- _DATASET EXCERPTS_:
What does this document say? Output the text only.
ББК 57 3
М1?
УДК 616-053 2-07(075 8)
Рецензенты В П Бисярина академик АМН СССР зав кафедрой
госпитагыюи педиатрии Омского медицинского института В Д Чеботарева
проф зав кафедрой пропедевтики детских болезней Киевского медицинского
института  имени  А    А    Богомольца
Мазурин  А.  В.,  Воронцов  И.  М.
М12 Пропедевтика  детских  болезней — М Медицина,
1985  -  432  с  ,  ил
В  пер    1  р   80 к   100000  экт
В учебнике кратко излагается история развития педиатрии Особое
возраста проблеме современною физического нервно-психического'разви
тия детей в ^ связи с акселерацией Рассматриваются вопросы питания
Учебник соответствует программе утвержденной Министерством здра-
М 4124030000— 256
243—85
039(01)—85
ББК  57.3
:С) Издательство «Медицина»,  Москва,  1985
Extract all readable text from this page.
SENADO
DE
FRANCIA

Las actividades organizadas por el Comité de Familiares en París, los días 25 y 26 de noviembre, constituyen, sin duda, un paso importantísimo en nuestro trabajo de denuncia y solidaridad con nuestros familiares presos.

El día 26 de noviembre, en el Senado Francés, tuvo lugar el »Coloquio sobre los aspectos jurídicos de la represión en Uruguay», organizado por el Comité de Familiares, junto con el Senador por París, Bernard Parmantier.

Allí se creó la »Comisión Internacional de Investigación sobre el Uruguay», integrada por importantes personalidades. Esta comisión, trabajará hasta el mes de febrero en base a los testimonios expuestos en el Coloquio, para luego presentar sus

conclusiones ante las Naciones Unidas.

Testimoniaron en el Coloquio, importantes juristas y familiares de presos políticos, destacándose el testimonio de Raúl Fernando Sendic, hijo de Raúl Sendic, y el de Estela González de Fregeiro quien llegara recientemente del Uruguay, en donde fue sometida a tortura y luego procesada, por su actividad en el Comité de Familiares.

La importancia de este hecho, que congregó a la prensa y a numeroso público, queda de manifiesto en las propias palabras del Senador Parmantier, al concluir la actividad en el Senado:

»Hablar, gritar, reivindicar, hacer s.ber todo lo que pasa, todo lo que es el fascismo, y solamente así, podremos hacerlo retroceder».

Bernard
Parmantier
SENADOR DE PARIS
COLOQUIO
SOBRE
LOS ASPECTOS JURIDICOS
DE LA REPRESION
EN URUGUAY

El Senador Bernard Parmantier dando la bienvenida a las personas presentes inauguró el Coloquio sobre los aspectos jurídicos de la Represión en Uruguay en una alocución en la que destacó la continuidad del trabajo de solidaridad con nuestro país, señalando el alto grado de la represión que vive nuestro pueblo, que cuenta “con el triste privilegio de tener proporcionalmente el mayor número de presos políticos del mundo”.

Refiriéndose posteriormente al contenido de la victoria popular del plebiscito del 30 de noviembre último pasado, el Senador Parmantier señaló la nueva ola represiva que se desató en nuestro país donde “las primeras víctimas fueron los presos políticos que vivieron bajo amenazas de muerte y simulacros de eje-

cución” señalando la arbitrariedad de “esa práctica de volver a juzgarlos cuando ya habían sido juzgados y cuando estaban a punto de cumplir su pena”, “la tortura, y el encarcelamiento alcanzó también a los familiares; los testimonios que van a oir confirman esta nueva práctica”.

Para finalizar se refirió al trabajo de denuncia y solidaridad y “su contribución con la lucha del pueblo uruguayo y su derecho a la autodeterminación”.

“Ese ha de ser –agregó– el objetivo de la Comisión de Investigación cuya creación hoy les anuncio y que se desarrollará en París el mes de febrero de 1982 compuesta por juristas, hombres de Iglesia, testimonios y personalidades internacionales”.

- _YOUR INSTRUCTIONS_: Copy every line of the listing that contains the word "болезней".

- _EXERCISE RESPONSE_:
проф зав кафедрой пропедевтики детских болезней Киевского медицинского
М12 Пропедевтика  детских  болезней — М Медицина,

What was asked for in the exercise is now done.